◆ **Material for the task**:
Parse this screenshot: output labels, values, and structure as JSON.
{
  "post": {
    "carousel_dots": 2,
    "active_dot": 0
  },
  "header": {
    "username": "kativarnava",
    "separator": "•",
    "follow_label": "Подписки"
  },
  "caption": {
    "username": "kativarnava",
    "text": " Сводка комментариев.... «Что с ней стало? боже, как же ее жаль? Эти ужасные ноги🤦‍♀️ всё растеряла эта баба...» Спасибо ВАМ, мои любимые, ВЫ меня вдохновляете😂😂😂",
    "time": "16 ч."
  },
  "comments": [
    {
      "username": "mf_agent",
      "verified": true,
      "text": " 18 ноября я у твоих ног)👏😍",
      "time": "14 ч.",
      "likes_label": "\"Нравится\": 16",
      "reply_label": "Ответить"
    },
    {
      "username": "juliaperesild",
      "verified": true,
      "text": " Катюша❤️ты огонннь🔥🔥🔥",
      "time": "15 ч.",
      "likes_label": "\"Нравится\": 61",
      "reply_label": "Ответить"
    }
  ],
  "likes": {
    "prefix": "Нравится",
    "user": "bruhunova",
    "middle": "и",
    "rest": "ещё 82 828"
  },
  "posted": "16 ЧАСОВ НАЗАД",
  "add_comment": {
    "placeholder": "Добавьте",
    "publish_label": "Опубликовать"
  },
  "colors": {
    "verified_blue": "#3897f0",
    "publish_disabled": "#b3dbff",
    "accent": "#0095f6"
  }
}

◆ **What to produce**: Copy every record exactly as presented.

◆ **Task answer**:
Parse this screenshot: output labels, values, and structure as JSON.
{
  "post": {
    "carousel_dots": 2,
    "active_dot": 0
  },
  "header": {
    "username": "kativarnava",
    "separator": "•",
    "follow_label": "Подписки"
  },
  "caption": {
    "username": "kativarnava",
    "text": " Сводка комментариев.... «Что с ней стало? боже, как же ее жаль? Эти ужасные ноги🤦‍♀️ всё растеряла эта баба...» Спасибо ВАМ, мои любимые, ВЫ меня вдохновляете😂😂😂",
    "time": "16 ч."
  },
  "comments": [
    {
      "username": "mf_agent",
      "verified": true,
      "text": " 18 ноября я у твоих ног)👏😍",
      "time": "14 ч.",
      "likes_label": "\"Нравится\": 16",
      "reply_label": "Ответить"
    },
    {
      "username": "juliaperesild",
      "verified": true,
      "text": " Катюша❤️ты огонннь🔥🔥🔥",
      "time": "15 ч.",
      "likes_label": "\"Нравится\": 61",
      "reply_label": "Ответить"
    }
  ],
  "likes": {
    "prefix": "Нравится",
    "user": "bruhunova",
    "middle": "и",
    "rest": "ещё 82 828"
  },
  "posted": "16 ЧАСОВ НАЗАД",
  "add_comment": {
    "placeholder": "Добавьте",
    "publish_label": "Опубликовать"
  },
  "colors": {
    "verified_blue": "#3897f0",
    "publish_disabled": "#b3dbff",
    "accent": "#0095f6"
  }
}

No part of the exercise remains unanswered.